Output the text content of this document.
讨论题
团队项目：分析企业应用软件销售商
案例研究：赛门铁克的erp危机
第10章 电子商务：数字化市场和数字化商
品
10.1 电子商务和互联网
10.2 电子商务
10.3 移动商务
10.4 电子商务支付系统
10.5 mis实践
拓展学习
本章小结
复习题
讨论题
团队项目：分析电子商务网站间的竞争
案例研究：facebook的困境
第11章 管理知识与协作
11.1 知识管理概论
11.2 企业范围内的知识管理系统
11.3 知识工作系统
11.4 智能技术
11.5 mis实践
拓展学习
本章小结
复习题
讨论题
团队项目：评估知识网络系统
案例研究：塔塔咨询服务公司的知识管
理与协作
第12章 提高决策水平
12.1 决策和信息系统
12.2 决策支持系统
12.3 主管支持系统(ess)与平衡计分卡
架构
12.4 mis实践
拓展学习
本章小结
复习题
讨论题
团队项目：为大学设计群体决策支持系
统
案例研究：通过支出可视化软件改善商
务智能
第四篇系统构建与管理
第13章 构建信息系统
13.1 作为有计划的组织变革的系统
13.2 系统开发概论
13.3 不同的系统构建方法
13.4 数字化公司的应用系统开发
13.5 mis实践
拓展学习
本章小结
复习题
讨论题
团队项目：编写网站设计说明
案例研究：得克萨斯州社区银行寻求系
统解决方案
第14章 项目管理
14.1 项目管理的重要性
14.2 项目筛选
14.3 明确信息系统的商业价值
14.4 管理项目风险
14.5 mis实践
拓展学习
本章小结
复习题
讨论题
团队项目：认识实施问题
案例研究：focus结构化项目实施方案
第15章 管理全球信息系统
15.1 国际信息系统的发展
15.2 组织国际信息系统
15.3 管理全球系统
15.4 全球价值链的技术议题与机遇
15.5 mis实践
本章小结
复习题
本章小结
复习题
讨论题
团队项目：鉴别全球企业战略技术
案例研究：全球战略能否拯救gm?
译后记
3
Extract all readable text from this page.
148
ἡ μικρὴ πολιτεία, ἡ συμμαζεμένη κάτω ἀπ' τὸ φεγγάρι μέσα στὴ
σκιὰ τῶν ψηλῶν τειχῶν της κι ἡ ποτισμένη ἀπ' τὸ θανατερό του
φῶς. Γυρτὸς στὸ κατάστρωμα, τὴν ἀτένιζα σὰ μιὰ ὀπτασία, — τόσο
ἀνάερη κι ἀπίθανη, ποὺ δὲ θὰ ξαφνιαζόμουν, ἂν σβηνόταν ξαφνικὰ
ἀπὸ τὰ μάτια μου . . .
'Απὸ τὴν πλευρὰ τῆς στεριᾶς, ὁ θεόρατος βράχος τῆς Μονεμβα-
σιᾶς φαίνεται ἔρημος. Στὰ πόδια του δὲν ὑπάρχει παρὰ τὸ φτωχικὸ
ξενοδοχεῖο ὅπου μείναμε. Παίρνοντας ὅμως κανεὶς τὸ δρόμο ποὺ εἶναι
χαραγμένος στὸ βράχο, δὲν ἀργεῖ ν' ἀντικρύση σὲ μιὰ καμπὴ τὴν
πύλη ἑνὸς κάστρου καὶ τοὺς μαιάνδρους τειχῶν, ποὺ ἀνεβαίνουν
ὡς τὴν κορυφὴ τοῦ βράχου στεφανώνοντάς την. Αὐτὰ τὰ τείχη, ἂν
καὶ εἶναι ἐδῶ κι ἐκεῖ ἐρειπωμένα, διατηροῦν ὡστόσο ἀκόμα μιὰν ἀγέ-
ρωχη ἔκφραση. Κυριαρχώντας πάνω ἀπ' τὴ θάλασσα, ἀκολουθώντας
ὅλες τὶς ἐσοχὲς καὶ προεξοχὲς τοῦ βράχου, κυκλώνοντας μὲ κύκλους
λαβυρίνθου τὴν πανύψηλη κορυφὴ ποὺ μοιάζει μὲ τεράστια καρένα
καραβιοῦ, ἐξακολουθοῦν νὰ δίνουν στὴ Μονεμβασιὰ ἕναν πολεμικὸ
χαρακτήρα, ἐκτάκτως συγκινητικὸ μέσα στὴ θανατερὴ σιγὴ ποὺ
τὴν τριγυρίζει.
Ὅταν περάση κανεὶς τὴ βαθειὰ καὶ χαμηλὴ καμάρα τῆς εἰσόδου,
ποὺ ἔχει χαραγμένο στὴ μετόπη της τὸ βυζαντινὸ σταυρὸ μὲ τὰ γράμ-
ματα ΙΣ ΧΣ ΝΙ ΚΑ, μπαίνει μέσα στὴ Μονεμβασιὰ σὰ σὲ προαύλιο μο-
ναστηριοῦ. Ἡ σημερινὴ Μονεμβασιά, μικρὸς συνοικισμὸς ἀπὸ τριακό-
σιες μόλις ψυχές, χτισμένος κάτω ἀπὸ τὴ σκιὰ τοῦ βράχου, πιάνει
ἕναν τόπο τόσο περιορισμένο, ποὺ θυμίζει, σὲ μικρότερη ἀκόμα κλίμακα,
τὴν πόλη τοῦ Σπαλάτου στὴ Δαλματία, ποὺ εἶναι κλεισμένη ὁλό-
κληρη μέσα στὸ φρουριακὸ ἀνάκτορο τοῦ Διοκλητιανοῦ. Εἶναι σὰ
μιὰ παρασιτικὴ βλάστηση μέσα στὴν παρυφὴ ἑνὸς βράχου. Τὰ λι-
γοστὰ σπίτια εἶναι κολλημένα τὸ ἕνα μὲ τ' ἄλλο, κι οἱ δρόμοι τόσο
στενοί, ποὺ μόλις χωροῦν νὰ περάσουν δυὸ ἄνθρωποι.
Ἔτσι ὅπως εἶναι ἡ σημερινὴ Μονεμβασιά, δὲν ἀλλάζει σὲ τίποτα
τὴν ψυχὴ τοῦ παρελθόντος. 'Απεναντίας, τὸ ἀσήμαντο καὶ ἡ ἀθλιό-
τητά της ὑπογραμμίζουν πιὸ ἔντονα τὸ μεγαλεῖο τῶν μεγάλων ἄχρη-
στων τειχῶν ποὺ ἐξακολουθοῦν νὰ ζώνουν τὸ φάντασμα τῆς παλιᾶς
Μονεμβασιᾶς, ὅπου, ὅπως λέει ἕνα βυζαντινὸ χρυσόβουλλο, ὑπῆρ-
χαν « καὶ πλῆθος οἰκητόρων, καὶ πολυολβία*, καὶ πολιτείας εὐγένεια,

※

--- WHAT IS NEEDED ---
Every line above should be written out again exactly as it stands.

--- THE COMPLETED TASK ---
Output the text content of this document.
讨论题
团队项目：分析企业应用软件销售商
案例研究：赛门铁克的erp危机
第10章 电子商务：数字化市场和数字化商
品
10.1 电子商务和互联网
10.2 电子商务
10.3 移动商务
10.4 电子商务支付系统
10.5 mis实践
拓展学习
本章小结
复习题
讨论题
团队项目：分析电子商务网站间的竞争
案例研究：facebook的困境
第11章 管理知识与协作
11.1 知识管理概论
11.2 企业范围内的知识管理系统
11.3 知识工作系统
11.4 智能技术
11.5 mis实践
拓展学习
本章小结
复习题
讨论题
团队项目：评估知识网络系统
案例研究：塔塔咨询服务公司的知识管
理与协作
第12章 提高决策水平
12.1 决策和信息系统
12.2 决策支持系统
12.3 主管支持系统(ess)与平衡计分卡
架构
12.4 mis实践
拓展学习
本章小结
复习题
讨论题
团队项目：为大学设计群体决策支持系
统
案例研究：通过支出可视化软件改善商
务智能
第四篇系统构建与管理
第13章 构建信息系统
13.1 作为有计划的组织变革的系统
13.2 系统开发概论
13.3 不同的系统构建方法
13.4 数字化公司的应用系统开发
13.5 mis实践
拓展学习
本章小结
复习题
讨论题
团队项目：编写网站设计说明
案例研究：得克萨斯州社区银行寻求系
统解决方案
第14章 项目管理
14.1 项目管理的重要性
14.2 项目筛选
14.3 明确信息系统的商业价值
14.4 管理项目风险
14.5 mis实践
拓展学习
本章小结
复习题
讨论题
团队项目：认识实施问题
案例研究：focus结构化项目实施方案
第15章 管理全球信息系统
15.1 国际信息系统的发展
15.2 组织国际信息系统
15.3 管理全球系统
15.4 全球价值链的技术议题与机遇
15.5 mis实践
本章小结
复习题
本章小结
复习题
讨论题
团队项目：鉴别全球企业战略技术
案例研究：全球战略能否拯救gm?
译后记
3
Extract all readable text from this page.
148
ἡ μικρὴ πολιτεία, ἡ συμμαζεμένη κάτω ἀπ' τὸ φεγγάρι μέσα στὴ
σκιὰ τῶν ψηλῶν τειχῶν της κι ἡ ποτισμένη ἀπ' τὸ θανατερό του
φῶς. Γυρτὸς στὸ κατάστρωμα, τὴν ἀτένιζα σὰ μιὰ ὀπτασία, — τόσο
ἀνάερη κι ἀπίθανη, ποὺ δὲ θὰ ξαφνιαζόμουν, ἂν σβηνόταν ξαφνικὰ
ἀπὸ τὰ μάτια μου . . .
'Απὸ τὴν πλευρὰ τῆς στεριᾶς, ὁ θεόρατος βράχος τῆς Μονεμβα-
σιᾶς φαίνεται ἔρημος. Στὰ πόδια του δὲν ὑπάρχει παρὰ τὸ φτωχικὸ
ξενοδοχεῖο ὅπου μείναμε. Παίρνοντας ὅμως κανεὶς τὸ δρόμο ποὺ εἶναι
χαραγμένος στὸ βράχο, δὲν ἀργεῖ ν' ἀντικρύση σὲ μιὰ καμπὴ τὴν
πύλη ἑνὸς κάστρου καὶ τοὺς μαιάνδρους τειχῶν, ποὺ ἀνεβαίνουν
ὡς τὴν κορυφὴ τοῦ βράχου στεφανώνοντάς την. Αὐτὰ τὰ τείχη, ἂν
καὶ εἶναι ἐδῶ κι ἐκεῖ ἐρειπωμένα, διατηροῦν ὡστόσο ἀκόμα μιὰν ἀγέ-
ρωχη ἔκφραση. Κυριαρχώντας πάνω ἀπ' τὴ θάλασσα, ἀκολουθώντας
ὅλες τὶς ἐσοχὲς καὶ προεξοχὲς τοῦ βράχου, κυκλώνοντας μὲ κύκλους
λαβυρίνθου τὴν πανύψηλη κορυφὴ ποὺ μοιάζει μὲ τεράστια καρένα
καραβιοῦ, ἐξακολουθοῦν νὰ δίνουν στὴ Μονεμβασιὰ ἕναν πολεμικὸ
χαρακτήρα, ἐκτάκτως συγκινητικὸ μέσα στὴ θανατερὴ σιγὴ ποὺ
τὴν τριγυρίζει.
Ὅταν περάση κανεὶς τὴ βαθειὰ καὶ χαμηλὴ καμάρα τῆς εἰσόδου,
ποὺ ἔχει χαραγμένο στὴ μετόπη της τὸ βυζαντινὸ σταυρὸ μὲ τὰ γράμ-
ματα ΙΣ ΧΣ ΝΙ ΚΑ, μπαίνει μέσα στὴ Μονεμβασιὰ σὰ σὲ προαύλιο μο-
ναστηριοῦ. Ἡ σημερινὴ Μονεμβασιά, μικρὸς συνοικισμὸς ἀπὸ τριακό-
σιες μόλις ψυχές, χτισμένος κάτω ἀπὸ τὴ σκιὰ τοῦ βράχου, πιάνει
ἕναν τόπο τόσο περιορισμένο, ποὺ θυμίζει, σὲ μικρότερη ἀκόμα κλίμακα,
τὴν πόλη τοῦ Σπαλάτου στὴ Δαλματία, ποὺ εἶναι κλεισμένη ὁλό-
κληρη μέσα στὸ φρουριακὸ ἀνάκτορο τοῦ Διοκλητιανοῦ. Εἶναι σὰ
μιὰ παρασιτικὴ βλάστηση μέσα στὴν παρυφὴ ἑνὸς βράχου. Τὰ λι-
γοστὰ σπίτια εἶναι κολλημένα τὸ ἕνα μὲ τ' ἄλλο, κι οἱ δρόμοι τόσο
στενοί, ποὺ μόλις χωροῦν νὰ περάσουν δυὸ ἄνθρωποι.
Ἔτσι ὅπως εἶναι ἡ σημερινὴ Μονεμβασιά, δὲν ἀλλάζει σὲ τίποτα
τὴν ψυχὴ τοῦ παρελθόντος. 'Απεναντίας, τὸ ἀσήμαντο καὶ ἡ ἀθλιό-
τητά της ὑπογραμμίζουν πιὸ ἔντονα τὸ μεγαλεῖο τῶν μεγάλων ἄχρη-
στων τειχῶν ποὺ ἐξακολουθοῦν νὰ ζώνουν τὸ φάντασμα τῆς παλιᾶς
Μονεμβασιᾶς, ὅπου, ὅπως λέει ἕνα βυζαντινὸ χρυσόβουλλο, ὑπῆρ-
χαν « καὶ πλῆθος οἰκητόρων, καὶ πολυολβία*, καὶ πολιτείας εὐγένεια,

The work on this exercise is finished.